- [What is expected]: Report the total number of lines that include the string "East", without any other text.

• • • •

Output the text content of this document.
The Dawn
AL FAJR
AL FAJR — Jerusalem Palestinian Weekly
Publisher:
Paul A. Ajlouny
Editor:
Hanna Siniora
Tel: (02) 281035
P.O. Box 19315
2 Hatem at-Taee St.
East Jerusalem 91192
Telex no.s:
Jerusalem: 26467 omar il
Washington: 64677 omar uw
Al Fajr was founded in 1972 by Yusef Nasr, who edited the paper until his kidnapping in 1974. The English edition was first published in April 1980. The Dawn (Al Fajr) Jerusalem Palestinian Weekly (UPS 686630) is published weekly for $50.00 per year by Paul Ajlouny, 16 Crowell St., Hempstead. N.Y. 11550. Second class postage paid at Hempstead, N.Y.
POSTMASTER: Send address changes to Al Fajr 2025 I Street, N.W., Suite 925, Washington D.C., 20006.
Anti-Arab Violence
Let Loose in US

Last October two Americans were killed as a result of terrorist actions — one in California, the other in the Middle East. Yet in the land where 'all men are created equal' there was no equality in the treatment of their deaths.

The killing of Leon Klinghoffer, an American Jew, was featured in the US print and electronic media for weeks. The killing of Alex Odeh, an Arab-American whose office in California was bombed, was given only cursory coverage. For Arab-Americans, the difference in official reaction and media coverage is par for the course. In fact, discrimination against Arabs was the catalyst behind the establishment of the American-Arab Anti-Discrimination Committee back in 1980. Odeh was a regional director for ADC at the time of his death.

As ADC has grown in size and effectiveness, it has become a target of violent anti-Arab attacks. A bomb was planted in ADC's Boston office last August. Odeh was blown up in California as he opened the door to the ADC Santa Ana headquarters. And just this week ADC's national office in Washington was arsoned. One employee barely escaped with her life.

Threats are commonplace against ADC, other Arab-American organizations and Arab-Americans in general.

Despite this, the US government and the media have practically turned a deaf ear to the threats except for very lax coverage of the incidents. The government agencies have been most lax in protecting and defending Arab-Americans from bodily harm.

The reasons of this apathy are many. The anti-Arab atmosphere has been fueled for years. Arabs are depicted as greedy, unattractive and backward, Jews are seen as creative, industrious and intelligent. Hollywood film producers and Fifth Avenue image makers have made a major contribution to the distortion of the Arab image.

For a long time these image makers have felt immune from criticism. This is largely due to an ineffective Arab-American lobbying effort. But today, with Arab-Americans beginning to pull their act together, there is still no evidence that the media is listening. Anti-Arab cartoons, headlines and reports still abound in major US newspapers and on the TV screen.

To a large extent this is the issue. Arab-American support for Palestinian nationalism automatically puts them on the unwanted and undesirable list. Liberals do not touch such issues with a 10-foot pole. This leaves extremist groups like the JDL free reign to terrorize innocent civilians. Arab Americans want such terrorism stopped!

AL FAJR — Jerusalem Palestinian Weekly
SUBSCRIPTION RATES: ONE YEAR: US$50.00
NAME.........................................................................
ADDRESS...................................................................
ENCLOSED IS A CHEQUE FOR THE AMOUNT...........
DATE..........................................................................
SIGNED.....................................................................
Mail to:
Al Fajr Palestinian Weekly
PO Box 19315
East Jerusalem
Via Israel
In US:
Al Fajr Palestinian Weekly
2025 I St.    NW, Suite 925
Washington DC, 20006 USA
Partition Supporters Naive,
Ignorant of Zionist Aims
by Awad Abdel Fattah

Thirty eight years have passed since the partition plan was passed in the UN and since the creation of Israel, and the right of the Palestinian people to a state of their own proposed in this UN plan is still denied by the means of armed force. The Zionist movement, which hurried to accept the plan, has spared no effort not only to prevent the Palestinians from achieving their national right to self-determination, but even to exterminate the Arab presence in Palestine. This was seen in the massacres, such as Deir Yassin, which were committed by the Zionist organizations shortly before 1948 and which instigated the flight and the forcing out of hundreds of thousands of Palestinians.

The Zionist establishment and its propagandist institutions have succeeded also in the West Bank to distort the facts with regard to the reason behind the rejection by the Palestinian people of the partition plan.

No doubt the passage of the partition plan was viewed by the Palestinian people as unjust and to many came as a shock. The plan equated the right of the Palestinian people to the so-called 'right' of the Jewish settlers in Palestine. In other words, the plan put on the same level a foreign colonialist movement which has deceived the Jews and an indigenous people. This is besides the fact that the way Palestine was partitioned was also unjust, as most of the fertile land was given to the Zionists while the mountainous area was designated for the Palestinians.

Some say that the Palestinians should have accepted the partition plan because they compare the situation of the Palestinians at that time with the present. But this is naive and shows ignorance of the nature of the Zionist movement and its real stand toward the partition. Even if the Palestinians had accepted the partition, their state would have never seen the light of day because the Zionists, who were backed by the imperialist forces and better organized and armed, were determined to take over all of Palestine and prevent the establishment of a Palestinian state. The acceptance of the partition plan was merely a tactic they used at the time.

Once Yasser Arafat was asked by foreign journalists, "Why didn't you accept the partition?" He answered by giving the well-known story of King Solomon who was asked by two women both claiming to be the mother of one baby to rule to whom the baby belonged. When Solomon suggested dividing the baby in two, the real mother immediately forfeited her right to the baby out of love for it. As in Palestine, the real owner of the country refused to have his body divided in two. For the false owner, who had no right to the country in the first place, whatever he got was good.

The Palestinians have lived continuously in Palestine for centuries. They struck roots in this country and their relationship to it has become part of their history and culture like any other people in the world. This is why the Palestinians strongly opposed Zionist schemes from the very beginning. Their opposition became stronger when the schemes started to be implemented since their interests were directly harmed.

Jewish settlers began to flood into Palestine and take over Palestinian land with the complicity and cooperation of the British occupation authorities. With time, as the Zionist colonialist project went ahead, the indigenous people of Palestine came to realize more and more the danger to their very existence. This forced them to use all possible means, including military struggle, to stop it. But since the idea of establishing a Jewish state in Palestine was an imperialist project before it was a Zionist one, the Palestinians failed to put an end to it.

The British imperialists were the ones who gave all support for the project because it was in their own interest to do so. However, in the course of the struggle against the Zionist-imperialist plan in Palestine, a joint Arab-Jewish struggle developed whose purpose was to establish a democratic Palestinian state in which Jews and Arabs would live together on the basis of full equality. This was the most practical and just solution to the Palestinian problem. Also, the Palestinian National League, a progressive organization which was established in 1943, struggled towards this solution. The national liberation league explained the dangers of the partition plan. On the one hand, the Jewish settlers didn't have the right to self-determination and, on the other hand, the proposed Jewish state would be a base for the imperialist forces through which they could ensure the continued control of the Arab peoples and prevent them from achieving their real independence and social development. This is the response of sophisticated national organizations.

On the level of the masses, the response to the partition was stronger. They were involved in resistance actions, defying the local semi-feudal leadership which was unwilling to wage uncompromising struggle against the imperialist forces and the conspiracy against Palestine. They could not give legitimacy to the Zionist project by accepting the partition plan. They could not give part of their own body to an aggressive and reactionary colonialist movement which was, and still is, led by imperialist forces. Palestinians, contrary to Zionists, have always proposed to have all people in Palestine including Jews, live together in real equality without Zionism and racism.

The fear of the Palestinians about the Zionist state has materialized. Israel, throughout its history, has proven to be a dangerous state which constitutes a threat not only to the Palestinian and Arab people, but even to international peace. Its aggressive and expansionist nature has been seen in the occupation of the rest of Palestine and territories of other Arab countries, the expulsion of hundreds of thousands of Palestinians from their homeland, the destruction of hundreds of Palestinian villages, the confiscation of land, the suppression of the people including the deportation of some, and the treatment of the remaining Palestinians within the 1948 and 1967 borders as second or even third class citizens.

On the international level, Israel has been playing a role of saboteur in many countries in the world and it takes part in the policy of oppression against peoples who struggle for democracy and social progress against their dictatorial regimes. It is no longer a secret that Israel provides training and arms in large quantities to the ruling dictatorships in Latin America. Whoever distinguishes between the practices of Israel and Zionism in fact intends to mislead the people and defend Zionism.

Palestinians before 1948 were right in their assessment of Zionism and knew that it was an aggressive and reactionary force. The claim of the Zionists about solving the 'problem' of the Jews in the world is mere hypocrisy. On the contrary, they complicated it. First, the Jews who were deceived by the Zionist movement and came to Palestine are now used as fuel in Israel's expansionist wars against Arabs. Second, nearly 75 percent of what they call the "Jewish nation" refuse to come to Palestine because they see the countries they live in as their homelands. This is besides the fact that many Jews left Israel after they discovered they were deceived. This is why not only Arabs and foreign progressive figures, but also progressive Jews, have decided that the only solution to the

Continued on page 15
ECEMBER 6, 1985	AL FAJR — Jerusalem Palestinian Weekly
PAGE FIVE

• • • •

- [Exercise output]: 3